Collected data:
.....

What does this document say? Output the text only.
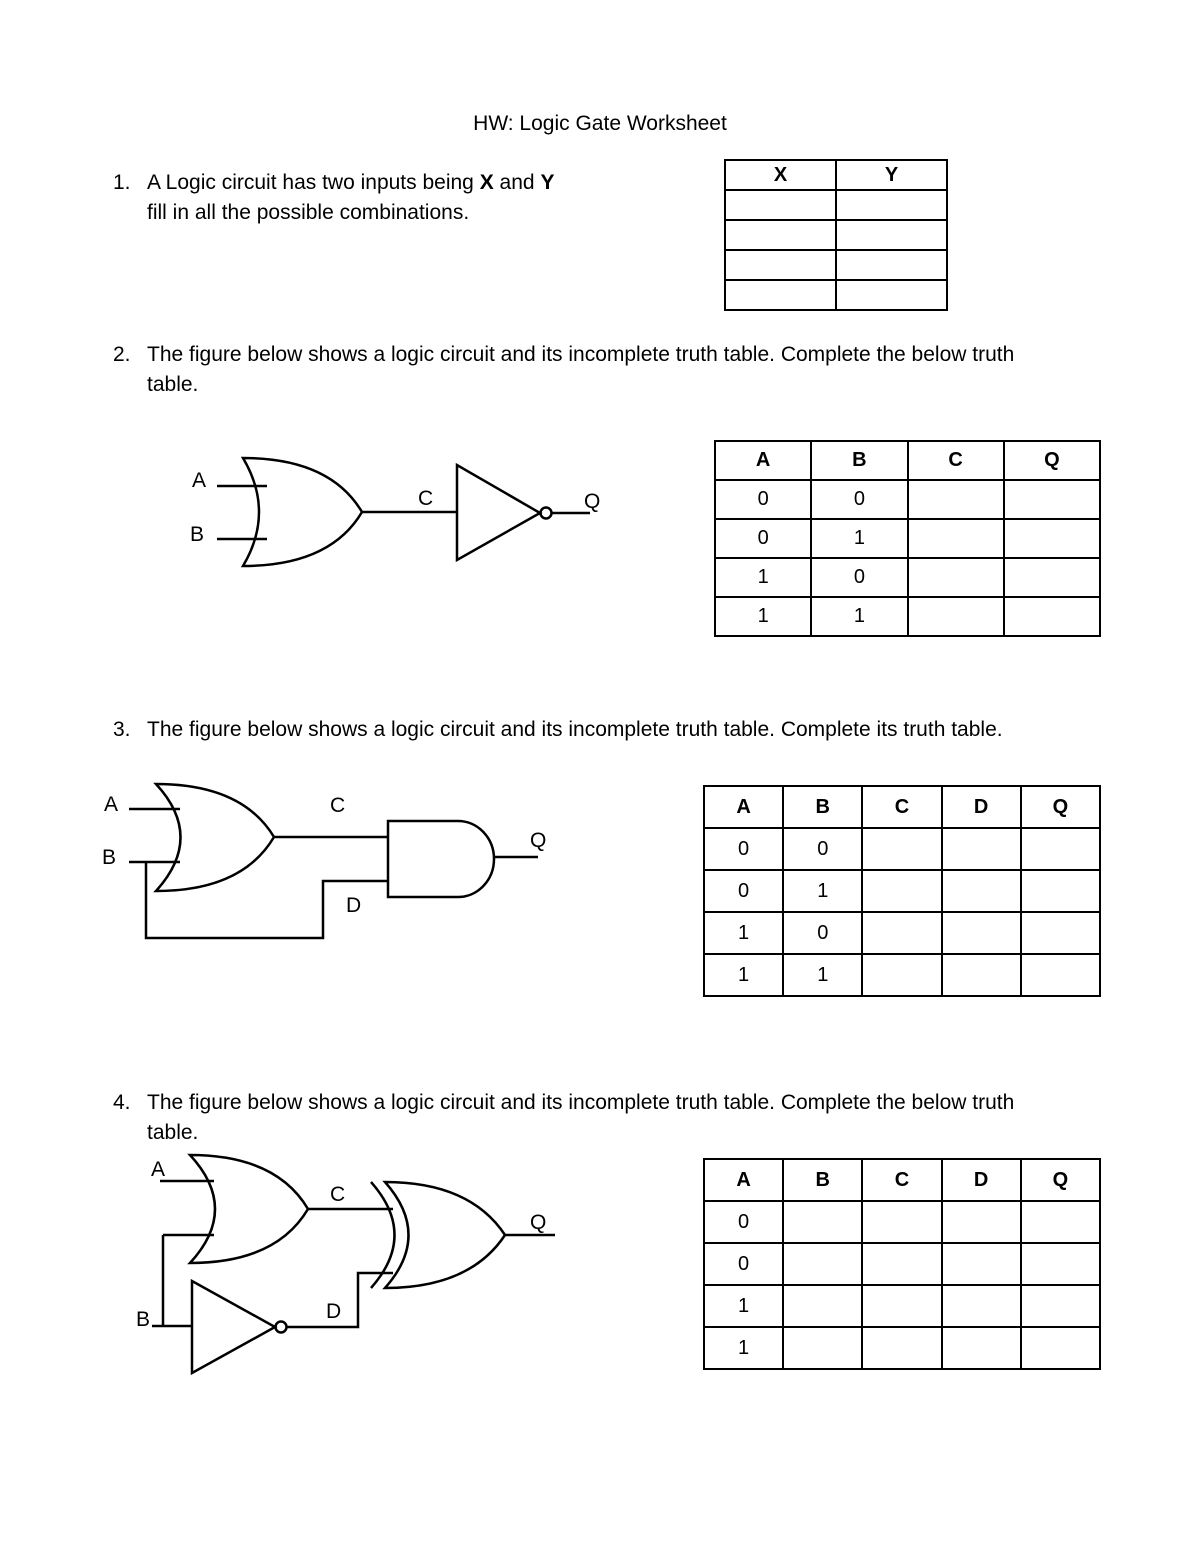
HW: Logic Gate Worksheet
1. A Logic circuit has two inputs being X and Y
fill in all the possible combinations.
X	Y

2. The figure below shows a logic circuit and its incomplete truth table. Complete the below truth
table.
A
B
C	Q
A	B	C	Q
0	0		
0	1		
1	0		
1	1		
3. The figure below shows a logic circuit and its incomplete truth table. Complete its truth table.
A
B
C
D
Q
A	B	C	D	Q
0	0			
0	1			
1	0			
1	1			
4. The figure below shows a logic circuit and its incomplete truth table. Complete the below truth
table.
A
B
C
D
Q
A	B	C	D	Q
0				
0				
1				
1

.....

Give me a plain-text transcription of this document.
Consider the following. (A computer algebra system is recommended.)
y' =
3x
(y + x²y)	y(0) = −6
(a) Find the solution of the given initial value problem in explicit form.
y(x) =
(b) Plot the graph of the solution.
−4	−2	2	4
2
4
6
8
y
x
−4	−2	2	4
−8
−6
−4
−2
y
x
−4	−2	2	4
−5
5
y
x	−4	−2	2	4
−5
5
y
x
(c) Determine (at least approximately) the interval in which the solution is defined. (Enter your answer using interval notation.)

.....

Look through the entries and work out how many lines have the word "shows" in them; reply with that number only.

Solved problem: 3